>>>

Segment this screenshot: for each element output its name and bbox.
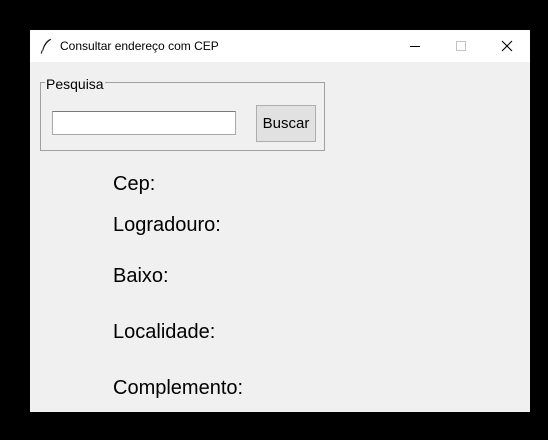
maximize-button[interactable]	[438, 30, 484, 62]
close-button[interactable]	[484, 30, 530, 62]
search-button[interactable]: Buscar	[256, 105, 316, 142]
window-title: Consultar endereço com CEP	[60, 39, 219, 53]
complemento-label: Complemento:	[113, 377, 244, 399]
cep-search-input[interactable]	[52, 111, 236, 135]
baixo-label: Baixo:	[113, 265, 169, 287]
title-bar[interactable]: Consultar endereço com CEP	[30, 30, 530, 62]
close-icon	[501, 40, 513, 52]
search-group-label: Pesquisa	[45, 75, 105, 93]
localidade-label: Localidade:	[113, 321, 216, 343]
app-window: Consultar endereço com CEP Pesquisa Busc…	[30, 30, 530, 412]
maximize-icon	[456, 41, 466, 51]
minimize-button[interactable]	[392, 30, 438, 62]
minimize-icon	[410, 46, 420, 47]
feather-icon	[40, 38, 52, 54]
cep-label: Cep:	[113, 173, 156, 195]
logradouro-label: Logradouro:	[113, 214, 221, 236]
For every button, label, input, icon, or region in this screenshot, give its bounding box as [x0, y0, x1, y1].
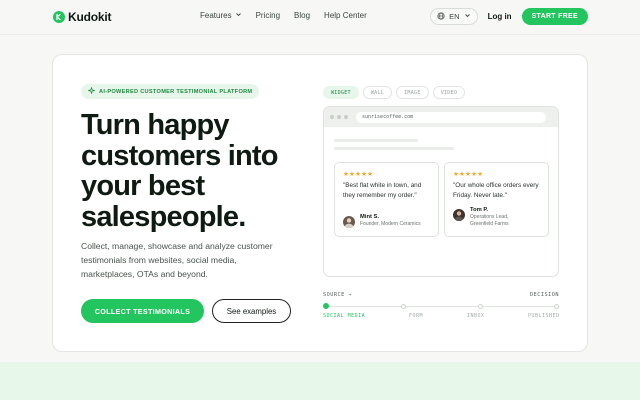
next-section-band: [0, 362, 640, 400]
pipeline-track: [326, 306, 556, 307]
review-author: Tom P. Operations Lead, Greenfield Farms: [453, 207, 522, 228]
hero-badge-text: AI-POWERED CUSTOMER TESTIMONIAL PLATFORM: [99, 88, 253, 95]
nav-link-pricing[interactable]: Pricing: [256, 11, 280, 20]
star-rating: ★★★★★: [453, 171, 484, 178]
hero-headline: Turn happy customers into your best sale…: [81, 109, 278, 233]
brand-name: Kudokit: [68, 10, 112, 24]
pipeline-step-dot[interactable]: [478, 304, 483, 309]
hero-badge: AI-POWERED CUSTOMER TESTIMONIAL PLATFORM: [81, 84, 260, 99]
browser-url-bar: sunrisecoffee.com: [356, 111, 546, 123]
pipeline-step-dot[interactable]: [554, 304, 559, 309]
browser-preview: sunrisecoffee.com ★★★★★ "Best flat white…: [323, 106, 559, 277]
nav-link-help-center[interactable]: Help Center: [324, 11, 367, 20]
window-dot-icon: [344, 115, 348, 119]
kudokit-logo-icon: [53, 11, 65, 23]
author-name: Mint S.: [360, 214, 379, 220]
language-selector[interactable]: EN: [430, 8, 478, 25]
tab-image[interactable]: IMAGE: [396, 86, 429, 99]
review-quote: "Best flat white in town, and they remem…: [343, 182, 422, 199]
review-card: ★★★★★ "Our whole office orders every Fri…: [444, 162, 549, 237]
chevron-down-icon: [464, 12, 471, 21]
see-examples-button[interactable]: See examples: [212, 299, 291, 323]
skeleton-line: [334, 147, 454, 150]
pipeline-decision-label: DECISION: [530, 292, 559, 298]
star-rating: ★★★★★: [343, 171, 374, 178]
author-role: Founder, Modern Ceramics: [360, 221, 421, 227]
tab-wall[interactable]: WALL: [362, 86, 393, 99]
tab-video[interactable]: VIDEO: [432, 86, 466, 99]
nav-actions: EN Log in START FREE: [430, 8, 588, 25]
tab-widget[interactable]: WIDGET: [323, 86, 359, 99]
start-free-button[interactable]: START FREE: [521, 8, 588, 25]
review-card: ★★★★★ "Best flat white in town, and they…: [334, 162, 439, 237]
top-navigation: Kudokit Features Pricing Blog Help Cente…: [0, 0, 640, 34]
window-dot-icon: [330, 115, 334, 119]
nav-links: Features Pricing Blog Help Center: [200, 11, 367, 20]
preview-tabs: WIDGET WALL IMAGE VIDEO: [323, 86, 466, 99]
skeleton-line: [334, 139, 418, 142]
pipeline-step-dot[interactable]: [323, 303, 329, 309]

<<<

[Work to be completed]
Copy all of the material above word for word, omitting the pictures.

[Answer]
Segment this screenshot: for each element output its name and bbox.
maximize-button[interactable]	[438, 30, 484, 62]
close-button[interactable]	[484, 30, 530, 62]
search-button[interactable]: Buscar	[256, 105, 316, 142]
window-title: Consultar endereço com CEP	[60, 39, 219, 53]
complemento-label: Complemento:	[113, 377, 244, 399]
cep-search-input[interactable]	[52, 111, 236, 135]
baixo-label: Baixo:	[113, 265, 169, 287]
title-bar[interactable]: Consultar endereço com CEP	[30, 30, 530, 62]
close-icon	[501, 40, 513, 52]
search-group-label: Pesquisa	[45, 75, 105, 93]
localidade-label: Localidade:	[113, 321, 216, 343]
app-window: Consultar endereço com CEP Pesquisa Busc…	[30, 30, 530, 412]
maximize-icon	[456, 41, 466, 51]
minimize-button[interactable]	[392, 30, 438, 62]
minimize-icon	[410, 46, 420, 47]
feather-icon	[40, 38, 52, 54]
cep-label: Cep:	[113, 173, 156, 195]
logradouro-label: Logradouro:	[113, 214, 221, 236]
For every button, label, input, icon, or region in this screenshot, give its bounding box as [x0, y0, x1, y1].
next-section-band: [0, 362, 640, 400]
pipeline-track: [326, 306, 556, 307]
review-author: Tom P. Operations Lead, Greenfield Farms: [453, 207, 522, 228]
hero-badge-text: AI-POWERED CUSTOMER TESTIMONIAL PLATFORM: [99, 88, 253, 95]
nav-link-pricing[interactable]: Pricing: [256, 11, 280, 20]
star-rating: ★★★★★: [453, 171, 484, 178]
hero-headline: Turn happy customers into your best sale…: [81, 109, 278, 233]
brand-name: Kudokit: [68, 10, 112, 24]
pipeline-step-dot[interactable]: [478, 304, 483, 309]
hero-badge: AI-POWERED CUSTOMER TESTIMONIAL PLATFORM: [81, 84, 260, 99]
browser-url-bar: sunrisecoffee.com: [356, 111, 546, 123]
pipeline-step-dot[interactable]: [554, 304, 559, 309]
browser-preview: sunrisecoffee.com ★★★★★ "Best flat white…: [323, 106, 559, 277]
nav-link-help-center[interactable]: Help Center: [324, 11, 367, 20]
window-dot-icon: [344, 115, 348, 119]
kudokit-logo-icon: [53, 11, 65, 23]
author-name: Mint S.: [360, 214, 379, 220]
language-selector[interactable]: EN: [430, 8, 478, 25]
tab-image[interactable]: IMAGE: [396, 86, 429, 99]
review-quote: "Best flat white in town, and they remem…: [343, 182, 422, 199]
review-card: ★★★★★ "Our whole office orders every Fri…: [444, 162, 549, 237]
chevron-down-icon: [464, 12, 471, 21]
see-examples-button[interactable]: See examples: [212, 299, 291, 323]
skeleton-line: [334, 147, 454, 150]
pipeline-decision-label: DECISION: [530, 292, 559, 298]
star-rating: ★★★★★: [343, 171, 374, 178]
author-role: Founder, Modern Ceramics: [360, 221, 421, 227]
tab-wall[interactable]: WALL: [362, 86, 393, 99]
tab-video[interactable]: VIDEO: [432, 86, 466, 99]
nav-actions: EN Log in START FREE: [430, 8, 588, 25]
tab-widget[interactable]: WIDGET: [323, 86, 359, 99]
start-free-button[interactable]: START FREE: [521, 8, 588, 25]
review-card: ★★★★★ "Best flat white in town, and they…: [334, 162, 439, 237]
top-navigation: Kudokit Features Pricing Blog Help Cente…: [0, 0, 640, 34]
window-dot-icon: [330, 115, 334, 119]
nav-links: Features Pricing Blog Help Center: [200, 11, 367, 20]
preview-tabs: WIDGET WALL IMAGE VIDEO: [323, 86, 466, 99]
skeleton-line: [334, 139, 418, 142]
pipeline-step-dot[interactable]: [323, 303, 329, 309]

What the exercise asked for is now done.